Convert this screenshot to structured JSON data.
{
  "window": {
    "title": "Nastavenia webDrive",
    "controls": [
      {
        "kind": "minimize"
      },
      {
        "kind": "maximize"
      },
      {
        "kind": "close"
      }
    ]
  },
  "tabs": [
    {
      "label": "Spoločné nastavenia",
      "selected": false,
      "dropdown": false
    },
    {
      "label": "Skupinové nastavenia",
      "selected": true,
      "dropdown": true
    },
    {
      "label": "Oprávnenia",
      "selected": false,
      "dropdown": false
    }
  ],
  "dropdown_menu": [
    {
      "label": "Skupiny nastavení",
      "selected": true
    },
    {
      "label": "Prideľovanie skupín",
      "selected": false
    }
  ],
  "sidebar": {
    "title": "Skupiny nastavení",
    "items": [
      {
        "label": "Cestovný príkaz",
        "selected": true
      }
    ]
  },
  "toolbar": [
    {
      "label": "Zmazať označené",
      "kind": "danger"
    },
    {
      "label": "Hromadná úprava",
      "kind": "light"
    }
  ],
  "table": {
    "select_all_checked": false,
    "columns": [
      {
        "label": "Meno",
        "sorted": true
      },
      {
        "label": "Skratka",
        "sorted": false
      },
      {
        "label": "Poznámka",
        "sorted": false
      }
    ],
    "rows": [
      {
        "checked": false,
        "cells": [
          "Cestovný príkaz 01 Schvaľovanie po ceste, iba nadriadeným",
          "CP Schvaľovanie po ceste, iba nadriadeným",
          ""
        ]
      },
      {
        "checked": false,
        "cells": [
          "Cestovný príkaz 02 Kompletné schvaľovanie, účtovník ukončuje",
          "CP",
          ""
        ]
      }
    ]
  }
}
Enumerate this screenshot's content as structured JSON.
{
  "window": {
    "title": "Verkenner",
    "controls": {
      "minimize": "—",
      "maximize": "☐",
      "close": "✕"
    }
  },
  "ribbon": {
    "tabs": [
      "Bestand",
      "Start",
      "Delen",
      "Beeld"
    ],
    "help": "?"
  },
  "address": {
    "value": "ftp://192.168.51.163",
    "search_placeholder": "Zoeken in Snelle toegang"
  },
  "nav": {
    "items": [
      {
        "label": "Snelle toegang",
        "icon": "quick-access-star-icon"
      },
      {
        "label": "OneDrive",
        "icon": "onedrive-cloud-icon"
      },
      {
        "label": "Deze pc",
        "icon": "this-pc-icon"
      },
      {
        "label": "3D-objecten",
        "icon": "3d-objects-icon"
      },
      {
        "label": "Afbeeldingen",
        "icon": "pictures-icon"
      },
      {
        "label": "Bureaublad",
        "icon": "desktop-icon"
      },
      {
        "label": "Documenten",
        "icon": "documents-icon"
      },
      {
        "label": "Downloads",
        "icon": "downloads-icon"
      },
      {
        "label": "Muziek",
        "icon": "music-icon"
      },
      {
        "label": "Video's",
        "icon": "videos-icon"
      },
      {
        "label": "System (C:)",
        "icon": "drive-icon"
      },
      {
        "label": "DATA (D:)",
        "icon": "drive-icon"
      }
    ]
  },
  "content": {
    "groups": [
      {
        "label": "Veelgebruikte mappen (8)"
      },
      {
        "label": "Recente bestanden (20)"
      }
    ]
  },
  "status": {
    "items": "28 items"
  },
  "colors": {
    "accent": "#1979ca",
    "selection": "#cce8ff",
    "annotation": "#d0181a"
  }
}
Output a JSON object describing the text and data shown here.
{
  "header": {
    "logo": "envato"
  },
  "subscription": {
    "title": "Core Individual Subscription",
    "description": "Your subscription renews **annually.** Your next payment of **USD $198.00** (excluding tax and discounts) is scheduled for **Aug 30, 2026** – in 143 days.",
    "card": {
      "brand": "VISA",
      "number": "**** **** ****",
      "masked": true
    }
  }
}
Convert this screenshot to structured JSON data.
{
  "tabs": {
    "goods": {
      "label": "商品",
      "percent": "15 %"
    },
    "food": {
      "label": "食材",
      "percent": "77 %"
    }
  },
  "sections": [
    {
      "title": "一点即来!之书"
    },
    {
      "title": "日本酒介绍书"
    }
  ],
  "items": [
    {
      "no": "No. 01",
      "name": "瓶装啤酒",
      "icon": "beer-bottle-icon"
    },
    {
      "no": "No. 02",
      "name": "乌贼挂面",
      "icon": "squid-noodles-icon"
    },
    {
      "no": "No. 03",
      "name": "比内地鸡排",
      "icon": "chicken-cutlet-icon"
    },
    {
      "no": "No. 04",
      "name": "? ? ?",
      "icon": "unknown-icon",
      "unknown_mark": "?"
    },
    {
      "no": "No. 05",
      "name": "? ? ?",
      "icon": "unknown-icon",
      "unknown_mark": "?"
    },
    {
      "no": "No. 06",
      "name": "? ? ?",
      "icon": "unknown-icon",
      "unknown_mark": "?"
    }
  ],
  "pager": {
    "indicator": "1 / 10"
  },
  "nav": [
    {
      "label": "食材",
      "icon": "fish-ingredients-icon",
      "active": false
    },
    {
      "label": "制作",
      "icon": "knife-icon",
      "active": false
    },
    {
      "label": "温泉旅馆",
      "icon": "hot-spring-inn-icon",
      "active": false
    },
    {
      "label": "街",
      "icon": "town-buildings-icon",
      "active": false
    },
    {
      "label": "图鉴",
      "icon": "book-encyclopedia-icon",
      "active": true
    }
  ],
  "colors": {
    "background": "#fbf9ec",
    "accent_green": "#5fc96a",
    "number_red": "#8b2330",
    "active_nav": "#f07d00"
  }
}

------------------------------

TASK TO CARRY OUT
Type the material above out again, exactly.

ANSWER TO THIS EXERCISE
Convert this screenshot to structured JSON data.
{
  "window": {
    "title": "Nastavenia webDrive",
    "controls": [
      {
        "kind": "minimize"
      },
      {
        "kind": "maximize"
      },
      {
        "kind": "close"
      }
    ]
  },
  "tabs": [
    {
      "label": "Spoločné nastavenia",
      "selected": false,
      "dropdown": false
    },
    {
      "label": "Skupinové nastavenia",
      "selected": true,
      "dropdown": true
    },
    {
      "label": "Oprávnenia",
      "selected": false,
      "dropdown": false
    }
  ],
  "dropdown_menu": [
    {
      "label": "Skupiny nastavení",
      "selected": true
    },
    {
      "label": "Prideľovanie skupín",
      "selected": false
    }
  ],
  "sidebar": {
    "title": "Skupiny nastavení",
    "items": [
      {
        "label": "Cestovný príkaz",
        "selected": true
      }
    ]
  },
  "toolbar": [
    {
      "label": "Zmazať označené",
      "kind": "danger"
    },
    {
      "label": "Hromadná úprava",
      "kind": "light"
    }
  ],
  "table": {
    "select_all_checked": false,
    "columns": [
      {
        "label": "Meno",
        "sorted": true
      },
      {
        "label": "Skratka",
        "sorted": false
      },
      {
        "label": "Poznámka",
        "sorted": false
      }
    ],
    "rows": [
      {
        "checked": false,
        "cells": [
          "Cestovný príkaz 01 Schvaľovanie po ceste, iba nadriadeným",
          "CP Schvaľovanie po ceste, iba nadriadeným",
          ""
        ]
      },
      {
        "checked": false,
        "cells": [
          "Cestovný príkaz 02 Kompletné schvaľovanie, účtovník ukončuje",
          "CP",
          ""
        ]
      }
    ]
  }
}
Enumerate this screenshot's content as structured JSON.
{
  "window": {
    "title": "Verkenner",
    "controls": {
      "minimize": "—",
      "maximize": "☐",
      "close": "✕"
    }
  },
  "ribbon": {
    "tabs": [
      "Bestand",
      "Start",
      "Delen",
      "Beeld"
    ],
    "help": "?"
  },
  "address": {
    "value": "ftp://192.168.51.163",
    "search_placeholder": "Zoeken in Snelle toegang"
  },
  "nav": {
    "items": [
      {
        "label": "Snelle toegang",
        "icon": "quick-access-star-icon"
      },
      {
        "label": "OneDrive",
        "icon": "onedrive-cloud-icon"
      },
      {
        "label": "Deze pc",
        "icon": "this-pc-icon"
      },
      {
        "label": "3D-objecten",
        "icon": "3d-objects-icon"
      },
      {
        "label": "Afbeeldingen",
        "icon": "pictures-icon"
      },
      {
        "label": "Bureaublad",
        "icon": "desktop-icon"
      },
      {
        "label": "Documenten",
        "icon": "documents-icon"
      },
      {
        "label": "Downloads",
        "icon": "downloads-icon"
      },
      {
        "label": "Muziek",
        "icon": "music-icon"
      },
      {
        "label": "Video's",
        "icon": "videos-icon"
      },
      {
        "label": "System (C:)",
        "icon": "drive-icon"
      },
      {
        "label": "DATA (D:)",
        "icon": "drive-icon"
      }
    ]
  },
  "content": {
    "groups": [
      {
        "label": "Veelgebruikte mappen (8)"
      },
      {
        "label": "Recente bestanden (20)"
      }
    ]
  },
  "status": {
    "items": "28 items"
  },
  "colors": {
    "accent": "#1979ca",
    "selection": "#cce8ff",
    "annotation": "#d0181a"
  }
}
Output a JSON object describing the text and data shown here.
{
  "header": {
    "logo": "envato"
  },
  "subscription": {
    "title": "Core Individual Subscription",
    "description": "Your subscription renews **annually.** Your next payment of **USD $198.00** (excluding tax and discounts) is scheduled for **Aug 30, 2026** – in 143 days.",
    "card": {
      "brand": "VISA",
      "number": "**** **** ****",
      "masked": true
    }
  }
}
Convert this screenshot to structured JSON data.
{
  "tabs": {
    "goods": {
      "label": "商品",
      "percent": "15 %"
    },
    "food": {
      "label": "食材",
      "percent": "77 %"
    }
  },
  "sections": [
    {
      "title": "一点即来!之书"
    },
    {
      "title": "日本酒介绍书"
    }
  ],
  "items": [
    {
      "no": "No. 01",
      "name": "瓶装啤酒",
      "icon": "beer-bottle-icon"
    },
    {
      "no": "No. 02",
      "name": "乌贼挂面",
      "icon": "squid-noodles-icon"
    },
    {
      "no": "No. 03",
      "name": "比内地鸡排",
      "icon": "chicken-cutlet-icon"
    },
    {
      "no": "No. 04",
      "name": "? ? ?",
      "icon": "unknown-icon",
      "unknown_mark": "?"
    },
    {
      "no": "No. 05",
      "name": "? ? ?",
      "icon": "unknown-icon",
      "unknown_mark": "?"
    },
    {
      "no": "No. 06",
      "name": "? ? ?",
      "icon": "unknown-icon",
      "unknown_mark": "?"
    }
  ],
  "pager": {
    "indicator": "1 / 10"
  },
  "nav": [
    {
      "label": "食材",
      "icon": "fish-ingredients-icon",
      "active": false
    },
    {
      "label": "制作",
      "icon": "knife-icon",
      "active": false
    },
    {
      "label": "温泉旅馆",
      "icon": "hot-spring-inn-icon",
      "active": false
    },
    {
      "label": "街",
      "icon": "town-buildings-icon",
      "active": false
    },
    {
      "label": "图鉴",
      "icon": "book-encyclopedia-icon",
      "active": true
    }
  ],
  "colors": {
    "background": "#fbf9ec",
    "accent_green": "#5fc96a",
    "number_red": "#8b2330",
    "active_nav": "#f07d00"
  }
}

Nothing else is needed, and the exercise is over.